**Rows taken from a layout dataset**
## BEGIN

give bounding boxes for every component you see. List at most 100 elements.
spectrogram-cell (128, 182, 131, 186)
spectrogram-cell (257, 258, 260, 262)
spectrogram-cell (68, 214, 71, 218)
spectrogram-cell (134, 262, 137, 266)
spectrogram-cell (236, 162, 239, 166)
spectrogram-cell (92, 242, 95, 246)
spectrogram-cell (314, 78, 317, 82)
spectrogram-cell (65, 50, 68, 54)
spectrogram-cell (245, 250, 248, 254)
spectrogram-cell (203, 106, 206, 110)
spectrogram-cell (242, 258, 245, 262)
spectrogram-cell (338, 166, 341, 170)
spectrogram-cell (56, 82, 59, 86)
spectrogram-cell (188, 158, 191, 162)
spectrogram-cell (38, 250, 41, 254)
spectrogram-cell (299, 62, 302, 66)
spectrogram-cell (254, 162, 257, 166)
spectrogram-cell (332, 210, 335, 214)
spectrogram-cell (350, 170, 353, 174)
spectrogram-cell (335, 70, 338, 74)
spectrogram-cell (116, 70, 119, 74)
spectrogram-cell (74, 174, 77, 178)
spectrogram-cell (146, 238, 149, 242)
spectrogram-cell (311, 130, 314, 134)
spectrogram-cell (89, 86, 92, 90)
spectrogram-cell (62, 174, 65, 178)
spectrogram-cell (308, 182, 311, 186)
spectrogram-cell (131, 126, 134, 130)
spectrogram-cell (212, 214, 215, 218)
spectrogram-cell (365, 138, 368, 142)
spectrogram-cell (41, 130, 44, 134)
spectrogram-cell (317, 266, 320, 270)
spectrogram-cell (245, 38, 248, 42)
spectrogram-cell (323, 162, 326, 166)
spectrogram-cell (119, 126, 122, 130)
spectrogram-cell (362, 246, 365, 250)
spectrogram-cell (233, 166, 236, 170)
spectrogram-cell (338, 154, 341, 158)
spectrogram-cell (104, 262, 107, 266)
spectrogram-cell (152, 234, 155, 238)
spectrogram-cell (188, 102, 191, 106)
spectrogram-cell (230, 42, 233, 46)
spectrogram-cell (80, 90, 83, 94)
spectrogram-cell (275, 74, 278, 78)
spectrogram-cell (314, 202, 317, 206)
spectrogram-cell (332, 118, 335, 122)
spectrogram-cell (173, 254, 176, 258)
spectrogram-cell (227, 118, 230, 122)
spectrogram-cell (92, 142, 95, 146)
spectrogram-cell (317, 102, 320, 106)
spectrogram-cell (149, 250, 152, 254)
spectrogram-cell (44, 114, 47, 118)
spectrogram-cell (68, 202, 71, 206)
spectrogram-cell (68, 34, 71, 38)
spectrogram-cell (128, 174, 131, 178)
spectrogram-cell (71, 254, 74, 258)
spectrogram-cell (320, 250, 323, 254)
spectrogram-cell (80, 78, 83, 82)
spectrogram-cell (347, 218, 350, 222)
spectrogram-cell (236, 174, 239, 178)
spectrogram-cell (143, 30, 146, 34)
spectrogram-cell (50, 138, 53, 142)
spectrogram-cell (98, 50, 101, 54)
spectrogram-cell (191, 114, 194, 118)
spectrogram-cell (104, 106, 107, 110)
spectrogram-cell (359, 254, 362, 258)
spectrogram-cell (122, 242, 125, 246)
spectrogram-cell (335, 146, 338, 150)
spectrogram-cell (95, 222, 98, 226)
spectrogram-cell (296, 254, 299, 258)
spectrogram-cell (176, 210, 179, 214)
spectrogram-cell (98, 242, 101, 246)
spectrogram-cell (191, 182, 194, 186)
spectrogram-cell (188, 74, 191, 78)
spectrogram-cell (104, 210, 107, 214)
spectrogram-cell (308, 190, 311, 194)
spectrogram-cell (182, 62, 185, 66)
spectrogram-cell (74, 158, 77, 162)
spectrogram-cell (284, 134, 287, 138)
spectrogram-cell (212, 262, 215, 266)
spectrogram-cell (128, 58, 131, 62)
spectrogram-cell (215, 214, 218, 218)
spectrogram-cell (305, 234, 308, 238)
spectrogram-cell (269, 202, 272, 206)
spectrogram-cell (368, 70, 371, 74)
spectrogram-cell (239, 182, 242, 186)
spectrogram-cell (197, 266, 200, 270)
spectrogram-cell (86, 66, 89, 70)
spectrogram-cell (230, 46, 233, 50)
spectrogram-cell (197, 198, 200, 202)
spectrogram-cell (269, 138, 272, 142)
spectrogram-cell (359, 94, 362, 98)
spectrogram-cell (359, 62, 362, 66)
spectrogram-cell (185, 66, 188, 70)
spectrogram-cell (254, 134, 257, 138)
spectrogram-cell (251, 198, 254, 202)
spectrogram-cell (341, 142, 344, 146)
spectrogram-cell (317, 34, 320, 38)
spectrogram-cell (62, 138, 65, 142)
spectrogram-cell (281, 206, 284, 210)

## END

**WRITTEN INSTRUCTION**
Reproduce every entry above line for line, keeping each character unchanged.

**RESPONSE TO THE EXERCISE**
give bounding boxes for every component you see. List at most 100 elements.
spectrogram-cell (128, 182, 131, 186)
spectrogram-cell (257, 258, 260, 262)
spectrogram-cell (68, 214, 71, 218)
spectrogram-cell (134, 262, 137, 266)
spectrogram-cell (236, 162, 239, 166)
spectrogram-cell (92, 242, 95, 246)
spectrogram-cell (314, 78, 317, 82)
spectrogram-cell (65, 50, 68, 54)
spectrogram-cell (245, 250, 248, 254)
spectrogram-cell (203, 106, 206, 110)
spectrogram-cell (242, 258, 245, 262)
spectrogram-cell (338, 166, 341, 170)
spectrogram-cell (56, 82, 59, 86)
spectrogram-cell (188, 158, 191, 162)
spectrogram-cell (38, 250, 41, 254)
spectrogram-cell (299, 62, 302, 66)
spectrogram-cell (254, 162, 257, 166)
spectrogram-cell (332, 210, 335, 214)
spectrogram-cell (350, 170, 353, 174)
spectrogram-cell (335, 70, 338, 74)
spectrogram-cell (116, 70, 119, 74)
spectrogram-cell (74, 174, 77, 178)
spectrogram-cell (146, 238, 149, 242)
spectrogram-cell (311, 130, 314, 134)
spectrogram-cell (89, 86, 92, 90)
spectrogram-cell (62, 174, 65, 178)
spectrogram-cell (308, 182, 311, 186)
spectrogram-cell (131, 126, 134, 130)
spectrogram-cell (212, 214, 215, 218)
spectrogram-cell (365, 138, 368, 142)
spectrogram-cell (41, 130, 44, 134)
spectrogram-cell (317, 266, 320, 270)
spectrogram-cell (245, 38, 248, 42)
spectrogram-cell (323, 162, 326, 166)
spectrogram-cell (119, 126, 122, 130)
spectrogram-cell (362, 246, 365, 250)
spectrogram-cell (233, 166, 236, 170)
spectrogram-cell (338, 154, 341, 158)
spectrogram-cell (104, 262, 107, 266)
spectrogram-cell (152, 234, 155, 238)
spectrogram-cell (188, 102, 191, 106)
spectrogram-cell (230, 42, 233, 46)
spectrogram-cell (80, 90, 83, 94)
spectrogram-cell (275, 74, 278, 78)
spectrogram-cell (314, 202, 317, 206)
spectrogram-cell (332, 118, 335, 122)
spectrogram-cell (173, 254, 176, 258)
spectrogram-cell (227, 118, 230, 122)
spectrogram-cell (92, 142, 95, 146)
spectrogram-cell (317, 102, 320, 106)
spectrogram-cell (149, 250, 152, 254)
spectrogram-cell (44, 114, 47, 118)
spectrogram-cell (68, 202, 71, 206)
spectrogram-cell (68, 34, 71, 38)
spectrogram-cell (128, 174, 131, 178)
spectrogram-cell (71, 254, 74, 258)
spectrogram-cell (320, 250, 323, 254)
spectrogram-cell (80, 78, 83, 82)
spectrogram-cell (347, 218, 350, 222)
spectrogram-cell (236, 174, 239, 178)
spectrogram-cell (143, 30, 146, 34)
spectrogram-cell (50, 138, 53, 142)
spectrogram-cell (98, 50, 101, 54)
spectrogram-cell (191, 114, 194, 118)
spectrogram-cell (104, 106, 107, 110)
spectrogram-cell (359, 254, 362, 258)
spectrogram-cell (122, 242, 125, 246)
spectrogram-cell (335, 146, 338, 150)
spectrogram-cell (95, 222, 98, 226)
spectrogram-cell (296, 254, 299, 258)
spectrogram-cell (176, 210, 179, 214)
spectrogram-cell (98, 242, 101, 246)
spectrogram-cell (191, 182, 194, 186)
spectrogram-cell (188, 74, 191, 78)
spectrogram-cell (104, 210, 107, 214)
spectrogram-cell (308, 190, 311, 194)
spectrogram-cell (182, 62, 185, 66)
spectrogram-cell (74, 158, 77, 162)
spectrogram-cell (284, 134, 287, 138)
spectrogram-cell (212, 262, 215, 266)
spectrogram-cell (128, 58, 131, 62)
spectrogram-cell (215, 214, 218, 218)
spectrogram-cell (305, 234, 308, 238)
spectrogram-cell (269, 202, 272, 206)
spectrogram-cell (368, 70, 371, 74)
spectrogram-cell (239, 182, 242, 186)
spectrogram-cell (197, 266, 200, 270)
spectrogram-cell (86, 66, 89, 70)
spectrogram-cell (230, 46, 233, 50)
spectrogram-cell (197, 198, 200, 202)
spectrogram-cell (269, 138, 272, 142)
spectrogram-cell (359, 94, 362, 98)
spectrogram-cell (359, 62, 362, 66)
spectrogram-cell (185, 66, 188, 70)
spectrogram-cell (254, 134, 257, 138)
spectrogram-cell (251, 198, 254, 202)
spectrogram-cell (341, 142, 344, 146)
spectrogram-cell (317, 34, 320, 38)
spectrogram-cell (62, 138, 65, 142)
spectrogram-cell (281, 206, 284, 210)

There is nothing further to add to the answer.